▸ Source data:
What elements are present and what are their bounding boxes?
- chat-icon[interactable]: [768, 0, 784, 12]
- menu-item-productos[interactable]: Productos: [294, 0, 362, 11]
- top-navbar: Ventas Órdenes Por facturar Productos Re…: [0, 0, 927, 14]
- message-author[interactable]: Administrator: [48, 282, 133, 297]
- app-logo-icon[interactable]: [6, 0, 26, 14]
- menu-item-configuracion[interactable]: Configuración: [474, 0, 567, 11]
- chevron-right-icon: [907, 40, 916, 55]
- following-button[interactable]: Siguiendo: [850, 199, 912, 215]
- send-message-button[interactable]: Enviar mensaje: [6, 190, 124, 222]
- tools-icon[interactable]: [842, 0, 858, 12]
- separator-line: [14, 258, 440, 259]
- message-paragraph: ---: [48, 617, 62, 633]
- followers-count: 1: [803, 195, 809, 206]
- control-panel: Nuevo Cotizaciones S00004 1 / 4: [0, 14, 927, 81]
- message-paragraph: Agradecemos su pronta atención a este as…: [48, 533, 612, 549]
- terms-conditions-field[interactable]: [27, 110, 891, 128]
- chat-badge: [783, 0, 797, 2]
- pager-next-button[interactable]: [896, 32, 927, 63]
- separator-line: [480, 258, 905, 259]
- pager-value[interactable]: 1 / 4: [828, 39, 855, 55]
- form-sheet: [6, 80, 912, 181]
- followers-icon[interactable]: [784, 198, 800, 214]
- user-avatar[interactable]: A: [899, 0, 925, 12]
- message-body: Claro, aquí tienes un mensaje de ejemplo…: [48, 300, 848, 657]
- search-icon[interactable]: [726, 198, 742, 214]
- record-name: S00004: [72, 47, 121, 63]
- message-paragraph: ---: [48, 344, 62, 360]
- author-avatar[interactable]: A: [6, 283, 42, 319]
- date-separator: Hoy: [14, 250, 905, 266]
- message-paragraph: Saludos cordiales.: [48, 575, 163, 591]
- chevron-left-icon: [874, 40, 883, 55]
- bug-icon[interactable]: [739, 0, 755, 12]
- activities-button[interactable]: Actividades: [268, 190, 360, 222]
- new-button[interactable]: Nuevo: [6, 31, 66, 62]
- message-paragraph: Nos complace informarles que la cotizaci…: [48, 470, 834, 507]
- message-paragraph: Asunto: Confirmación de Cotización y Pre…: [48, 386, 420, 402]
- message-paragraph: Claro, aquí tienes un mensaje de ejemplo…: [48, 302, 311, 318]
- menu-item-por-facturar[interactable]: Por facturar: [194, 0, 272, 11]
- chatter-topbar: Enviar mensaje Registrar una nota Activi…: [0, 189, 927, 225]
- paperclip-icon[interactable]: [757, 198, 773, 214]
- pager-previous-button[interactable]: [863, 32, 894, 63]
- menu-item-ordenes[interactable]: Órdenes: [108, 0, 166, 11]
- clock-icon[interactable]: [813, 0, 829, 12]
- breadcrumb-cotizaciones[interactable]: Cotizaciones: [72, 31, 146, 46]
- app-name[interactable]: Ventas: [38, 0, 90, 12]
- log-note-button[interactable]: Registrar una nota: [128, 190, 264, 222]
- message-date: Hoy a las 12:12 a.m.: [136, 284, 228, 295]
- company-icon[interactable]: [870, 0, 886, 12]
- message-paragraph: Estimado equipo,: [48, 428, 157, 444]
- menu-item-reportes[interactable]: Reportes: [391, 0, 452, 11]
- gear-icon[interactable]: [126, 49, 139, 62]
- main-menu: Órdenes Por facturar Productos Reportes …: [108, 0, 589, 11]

▸ Challenge: Convert every line of the rows above into a JSON array of strings, one string per line, with blank lines omitted.

▸ Result:
[
  "What elements are present and what are their bounding boxes?",
  "- chat-icon[interactable]: [768, 0, 784, 12]",
  "- menu-item-productos[interactable]: Productos: [294, 0, 362, 11]",
  "- top-navbar: Ventas Órdenes Por facturar Productos Re…: [0, 0, 927, 14]",
  "- message-author[interactable]: Administrator: [48, 282, 133, 297]",
  "- app-logo-icon[interactable]: [6, 0, 26, 14]",
  "- menu-item-configuracion[interactable]: Configuración: [474, 0, 567, 11]",
  "- chevron-right-icon: [907, 40, 916, 55]",
  "- following-button[interactable]: Siguiendo: [850, 199, 912, 215]",
  "- send-message-button[interactable]: Enviar mensaje: [6, 190, 124, 222]",
  "- tools-icon[interactable]: [842, 0, 858, 12]",
  "- separator-line: [14, 258, 440, 259]",
  "- message-paragraph: ---: [48, 617, 62, 633]",
  "- followers-count: 1: [803, 195, 809, 206]",
  "- control-panel: Nuevo Cotizaciones S00004 1 / 4: [0, 14, 927, 81]",
  "- message-paragraph: Agradecemos su pronta atención a este as…: [48, 533, 612, 549]",
  "- terms-conditions-field[interactable]: [27, 110, 891, 128]",
  "- chat-badge: [783, 0, 797, 2]",
  "- pager-next-button[interactable]: [896, 32, 927, 63]",
  "- separator-line: [480, 258, 905, 259]",
  "- pager-value[interactable]: 1 / 4: [828, 39, 855, 55]",
  "- form-sheet: [6, 80, 912, 181]",
  "- followers-icon[interactable]: [784, 198, 800, 214]",
  "- user-avatar[interactable]: A: [899, 0, 925, 12]",
  "- message-body: Claro, aquí tienes un mensaje de ejemplo…: [48, 300, 848, 657]",
  "- search-icon[interactable]: [726, 198, 742, 214]",
  "- record-name: S00004: [72, 47, 121, 63]",
  "- message-paragraph: ---: [48, 344, 62, 360]",
  "- author-avatar[interactable]: A: [6, 283, 42, 319]",
  "- date-separator: Hoy: [14, 250, 905, 266]",
  "- message-paragraph: Saludos cordiales.: [48, 575, 163, 591]",
  "- chevron-left-icon: [874, 40, 883, 55]",
  "- bug-icon[interactable]: [739, 0, 755, 12]",
  "- activities-button[interactable]: Actividades: [268, 190, 360, 222]",
  "- new-button[interactable]: Nuevo: [6, 31, 66, 62]",
  "- message-paragraph: Nos complace informarles que la cotizaci…: [48, 470, 834, 507]",
  "- message-paragraph: Asunto: Confirmación de Cotización y Pre…: [48, 386, 420, 402]",
  "- message-paragraph: Claro, aquí tienes un mensaje de ejemplo…: [48, 302, 311, 318]",
  "- menu-item-por-facturar[interactable]: Por facturar: [194, 0, 272, 11]",
  "- chatter-topbar: Enviar mensaje Registrar una nota Activi…: [0, 189, 927, 225]",
  "- paperclip-icon[interactable]: [757, 198, 773, 214]",
  "- pager-previous-button[interactable]: [863, 32, 894, 63]",
  "- menu-item-ordenes[interactable]: Órdenes: [108, 0, 166, 11]",
  "- clock-icon[interactable]: [813, 0, 829, 12]",
  "- breadcrumb-cotizaciones[interactable]: Cotizaciones: [72, 31, 146, 46]",
  "- app-name[interactable]: Ventas: [38, 0, 90, 12]",
  "- log-note-button[interactable]: Registrar una nota: [128, 190, 264, 222]",
  "- message-date: Hoy a las 12:12 a.m.: [136, 284, 228, 295]",
  "- company-icon[interactable]: [870, 0, 886, 12]",
  "- message-paragraph: Estimado equipo,: [48, 428, 157, 444]",
  "- menu-item-reportes[interactable]: Reportes: [391, 0, 452, 11]",
  "- gear-icon[interactable]: [126, 49, 139, 62]",
  "- main-menu: Órdenes Por facturar Productos Reportes …: [108, 0, 589, 11]"
]